EXERCISE:
Report all lines from the entries below in which "marker" appears.

EXERCISE MATERIALS:
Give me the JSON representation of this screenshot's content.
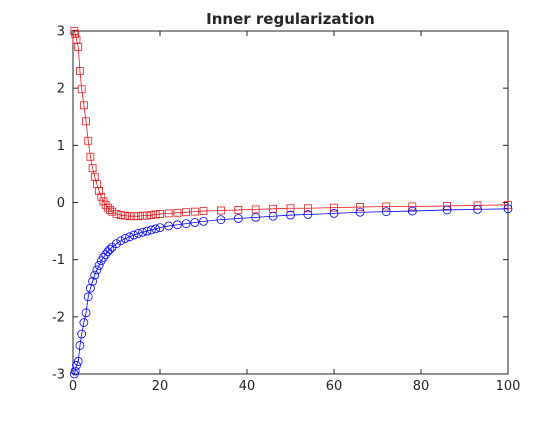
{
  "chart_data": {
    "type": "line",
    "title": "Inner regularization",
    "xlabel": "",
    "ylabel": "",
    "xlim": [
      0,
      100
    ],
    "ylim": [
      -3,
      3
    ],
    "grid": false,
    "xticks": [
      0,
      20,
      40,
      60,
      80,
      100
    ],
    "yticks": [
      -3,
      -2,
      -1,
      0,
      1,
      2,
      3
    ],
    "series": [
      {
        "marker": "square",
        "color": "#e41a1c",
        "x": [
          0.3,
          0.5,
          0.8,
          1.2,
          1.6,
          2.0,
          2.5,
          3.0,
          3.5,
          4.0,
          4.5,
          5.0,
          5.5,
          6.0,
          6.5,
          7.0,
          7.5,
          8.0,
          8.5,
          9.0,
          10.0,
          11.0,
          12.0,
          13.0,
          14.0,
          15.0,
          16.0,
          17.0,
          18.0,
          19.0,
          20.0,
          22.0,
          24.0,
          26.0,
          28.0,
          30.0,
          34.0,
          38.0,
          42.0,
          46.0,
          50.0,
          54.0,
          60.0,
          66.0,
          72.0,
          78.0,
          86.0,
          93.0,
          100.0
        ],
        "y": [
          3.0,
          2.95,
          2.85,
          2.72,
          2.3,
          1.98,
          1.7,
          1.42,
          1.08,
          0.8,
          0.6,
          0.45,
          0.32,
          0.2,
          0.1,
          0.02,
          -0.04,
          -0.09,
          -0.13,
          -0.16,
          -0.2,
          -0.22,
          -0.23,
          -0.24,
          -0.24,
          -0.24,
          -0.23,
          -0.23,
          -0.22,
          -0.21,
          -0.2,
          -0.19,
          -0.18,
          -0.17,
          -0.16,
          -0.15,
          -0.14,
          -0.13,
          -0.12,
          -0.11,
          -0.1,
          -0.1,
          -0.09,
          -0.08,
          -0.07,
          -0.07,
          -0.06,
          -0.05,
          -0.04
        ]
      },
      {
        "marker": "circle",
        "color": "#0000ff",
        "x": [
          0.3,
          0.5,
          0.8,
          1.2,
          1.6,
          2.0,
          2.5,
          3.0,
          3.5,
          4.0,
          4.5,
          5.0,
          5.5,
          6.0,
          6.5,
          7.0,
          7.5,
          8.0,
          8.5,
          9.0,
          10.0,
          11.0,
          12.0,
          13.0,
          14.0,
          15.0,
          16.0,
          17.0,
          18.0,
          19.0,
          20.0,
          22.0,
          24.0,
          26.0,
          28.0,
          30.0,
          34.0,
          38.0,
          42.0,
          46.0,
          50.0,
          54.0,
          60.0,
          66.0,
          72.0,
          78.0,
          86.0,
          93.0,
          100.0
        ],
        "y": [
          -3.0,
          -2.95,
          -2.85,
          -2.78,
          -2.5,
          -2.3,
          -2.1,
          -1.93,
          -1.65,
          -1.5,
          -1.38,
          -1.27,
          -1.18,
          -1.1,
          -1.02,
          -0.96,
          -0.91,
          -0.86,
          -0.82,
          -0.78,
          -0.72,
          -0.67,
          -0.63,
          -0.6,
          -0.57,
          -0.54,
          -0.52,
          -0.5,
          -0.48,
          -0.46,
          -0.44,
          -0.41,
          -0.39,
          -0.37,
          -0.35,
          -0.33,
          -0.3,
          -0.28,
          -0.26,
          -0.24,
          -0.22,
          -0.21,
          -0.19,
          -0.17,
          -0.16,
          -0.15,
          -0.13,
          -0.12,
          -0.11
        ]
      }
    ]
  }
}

* * *

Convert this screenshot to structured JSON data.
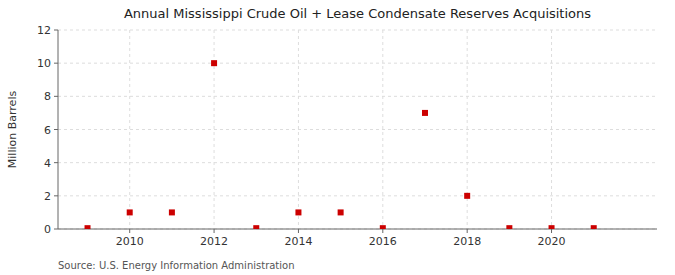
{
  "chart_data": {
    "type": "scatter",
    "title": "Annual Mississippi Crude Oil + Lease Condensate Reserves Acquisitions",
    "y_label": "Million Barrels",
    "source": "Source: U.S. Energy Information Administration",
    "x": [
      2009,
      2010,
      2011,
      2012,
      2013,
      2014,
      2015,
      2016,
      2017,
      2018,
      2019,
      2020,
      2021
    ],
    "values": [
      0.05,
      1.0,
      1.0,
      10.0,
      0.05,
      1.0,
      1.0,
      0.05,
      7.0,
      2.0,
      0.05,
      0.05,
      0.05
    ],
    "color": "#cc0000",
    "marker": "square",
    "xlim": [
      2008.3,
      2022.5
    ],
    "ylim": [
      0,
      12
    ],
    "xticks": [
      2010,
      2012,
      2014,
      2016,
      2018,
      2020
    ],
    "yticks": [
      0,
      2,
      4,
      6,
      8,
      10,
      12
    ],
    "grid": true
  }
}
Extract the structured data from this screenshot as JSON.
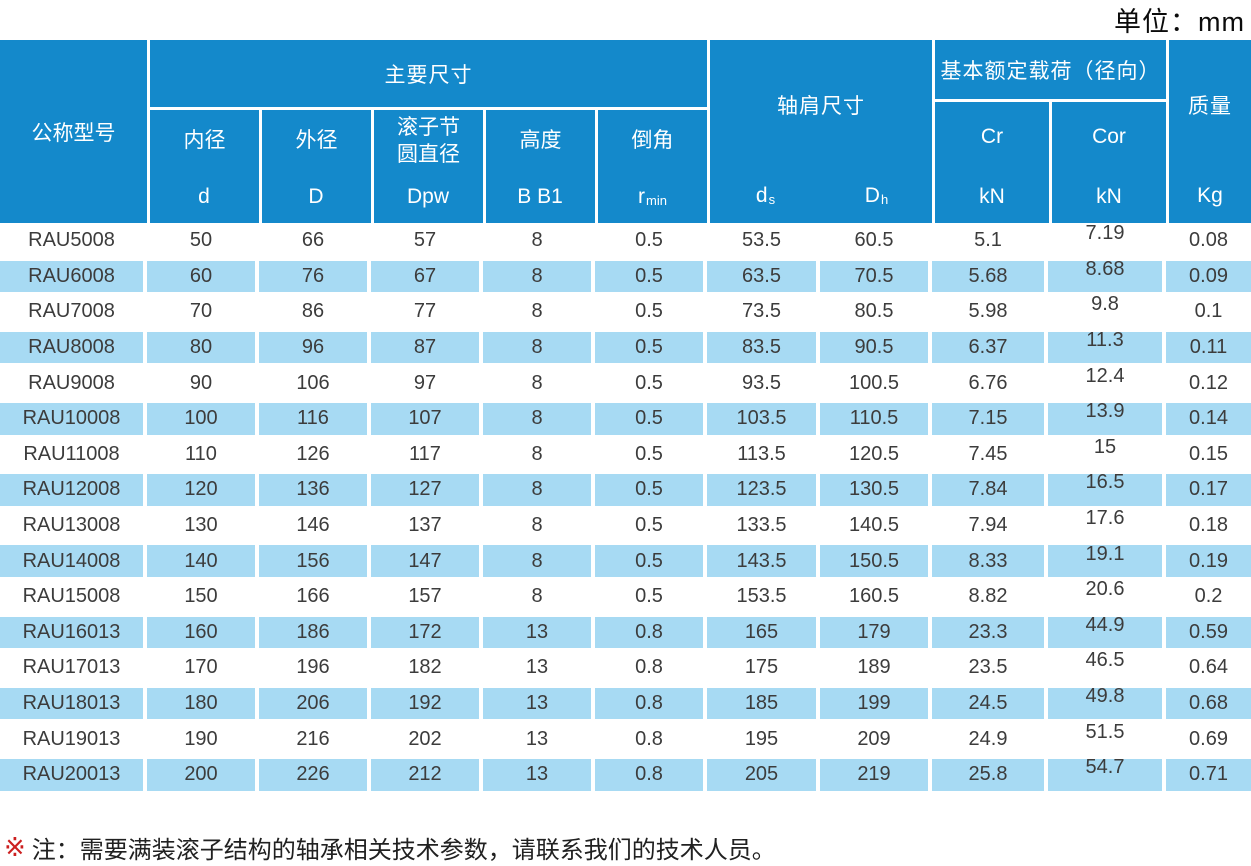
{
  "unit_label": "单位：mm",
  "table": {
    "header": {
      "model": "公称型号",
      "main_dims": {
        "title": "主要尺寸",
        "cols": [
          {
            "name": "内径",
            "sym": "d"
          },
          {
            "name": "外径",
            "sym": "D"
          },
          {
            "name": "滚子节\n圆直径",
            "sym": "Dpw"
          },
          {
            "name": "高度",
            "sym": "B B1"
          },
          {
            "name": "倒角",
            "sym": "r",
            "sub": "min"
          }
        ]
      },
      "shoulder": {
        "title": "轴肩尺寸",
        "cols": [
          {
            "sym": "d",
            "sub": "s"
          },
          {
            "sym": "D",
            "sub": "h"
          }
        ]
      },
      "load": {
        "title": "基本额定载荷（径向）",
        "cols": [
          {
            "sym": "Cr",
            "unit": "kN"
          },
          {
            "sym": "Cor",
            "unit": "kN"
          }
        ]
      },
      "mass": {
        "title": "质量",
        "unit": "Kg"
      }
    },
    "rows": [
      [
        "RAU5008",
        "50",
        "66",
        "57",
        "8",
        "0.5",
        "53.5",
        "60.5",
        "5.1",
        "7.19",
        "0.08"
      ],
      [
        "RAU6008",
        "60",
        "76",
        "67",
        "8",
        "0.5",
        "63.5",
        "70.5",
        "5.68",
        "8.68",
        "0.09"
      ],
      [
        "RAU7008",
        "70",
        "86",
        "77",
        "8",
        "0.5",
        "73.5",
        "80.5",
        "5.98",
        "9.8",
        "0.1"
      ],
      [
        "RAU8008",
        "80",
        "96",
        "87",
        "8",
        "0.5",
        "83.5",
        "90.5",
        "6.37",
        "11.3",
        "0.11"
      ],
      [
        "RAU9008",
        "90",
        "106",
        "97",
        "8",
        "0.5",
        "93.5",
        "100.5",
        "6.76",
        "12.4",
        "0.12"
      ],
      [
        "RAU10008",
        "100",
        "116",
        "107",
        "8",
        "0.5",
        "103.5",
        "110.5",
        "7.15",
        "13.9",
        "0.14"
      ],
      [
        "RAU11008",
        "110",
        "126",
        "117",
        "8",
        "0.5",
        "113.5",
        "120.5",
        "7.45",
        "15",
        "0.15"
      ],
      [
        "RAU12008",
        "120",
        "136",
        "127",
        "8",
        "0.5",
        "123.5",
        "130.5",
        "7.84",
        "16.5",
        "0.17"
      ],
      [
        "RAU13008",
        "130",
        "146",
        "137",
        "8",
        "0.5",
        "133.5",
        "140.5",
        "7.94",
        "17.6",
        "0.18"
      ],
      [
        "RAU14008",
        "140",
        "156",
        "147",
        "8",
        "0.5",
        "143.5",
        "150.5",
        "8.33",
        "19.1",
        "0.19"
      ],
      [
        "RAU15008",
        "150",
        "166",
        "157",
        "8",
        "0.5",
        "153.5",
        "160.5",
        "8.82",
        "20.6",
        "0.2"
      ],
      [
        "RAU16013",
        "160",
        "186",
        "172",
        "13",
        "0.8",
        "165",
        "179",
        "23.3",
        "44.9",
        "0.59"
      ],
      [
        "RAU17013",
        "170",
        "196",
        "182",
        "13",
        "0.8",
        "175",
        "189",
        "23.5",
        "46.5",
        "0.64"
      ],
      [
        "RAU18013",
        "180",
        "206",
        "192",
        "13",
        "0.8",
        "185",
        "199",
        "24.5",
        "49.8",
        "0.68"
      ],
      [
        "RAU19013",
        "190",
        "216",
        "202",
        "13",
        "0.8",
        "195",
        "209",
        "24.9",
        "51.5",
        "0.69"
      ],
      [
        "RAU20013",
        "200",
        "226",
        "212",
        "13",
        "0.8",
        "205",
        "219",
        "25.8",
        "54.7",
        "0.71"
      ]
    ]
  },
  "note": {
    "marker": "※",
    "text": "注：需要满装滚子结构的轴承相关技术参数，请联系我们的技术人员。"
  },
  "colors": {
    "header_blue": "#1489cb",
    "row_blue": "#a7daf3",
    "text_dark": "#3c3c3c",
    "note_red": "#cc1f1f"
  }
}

==

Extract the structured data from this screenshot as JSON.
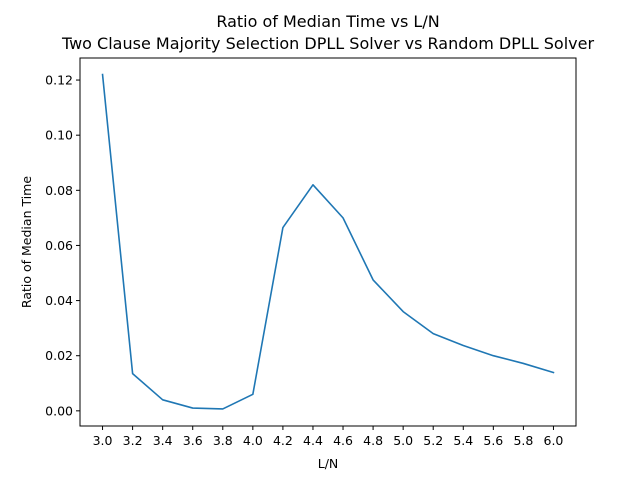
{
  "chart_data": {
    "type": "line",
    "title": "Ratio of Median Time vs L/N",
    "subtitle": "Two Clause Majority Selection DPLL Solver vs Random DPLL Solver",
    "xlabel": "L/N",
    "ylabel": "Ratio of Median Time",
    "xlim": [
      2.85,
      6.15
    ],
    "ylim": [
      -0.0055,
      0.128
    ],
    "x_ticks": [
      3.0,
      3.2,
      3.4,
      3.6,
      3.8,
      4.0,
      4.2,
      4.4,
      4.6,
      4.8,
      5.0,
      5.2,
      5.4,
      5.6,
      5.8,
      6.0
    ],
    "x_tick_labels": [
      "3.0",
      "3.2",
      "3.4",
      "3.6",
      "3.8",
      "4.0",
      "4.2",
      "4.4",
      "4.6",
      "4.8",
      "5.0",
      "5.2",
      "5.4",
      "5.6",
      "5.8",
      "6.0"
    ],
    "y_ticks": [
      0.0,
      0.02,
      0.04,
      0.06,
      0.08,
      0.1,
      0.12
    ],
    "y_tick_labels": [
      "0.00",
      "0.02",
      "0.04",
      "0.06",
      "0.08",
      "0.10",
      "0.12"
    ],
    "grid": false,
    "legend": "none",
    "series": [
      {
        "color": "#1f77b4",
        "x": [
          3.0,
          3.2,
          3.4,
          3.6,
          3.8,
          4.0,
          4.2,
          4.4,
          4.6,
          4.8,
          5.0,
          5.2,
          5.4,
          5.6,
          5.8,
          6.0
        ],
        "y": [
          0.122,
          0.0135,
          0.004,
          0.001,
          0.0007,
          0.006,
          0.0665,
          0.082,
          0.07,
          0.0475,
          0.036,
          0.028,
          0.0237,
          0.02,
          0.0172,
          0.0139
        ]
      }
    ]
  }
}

EXERCISE SOLUTION:
        "marker": "square",
        "marker": "circle",
    "marker": "square",
    "marker": "※",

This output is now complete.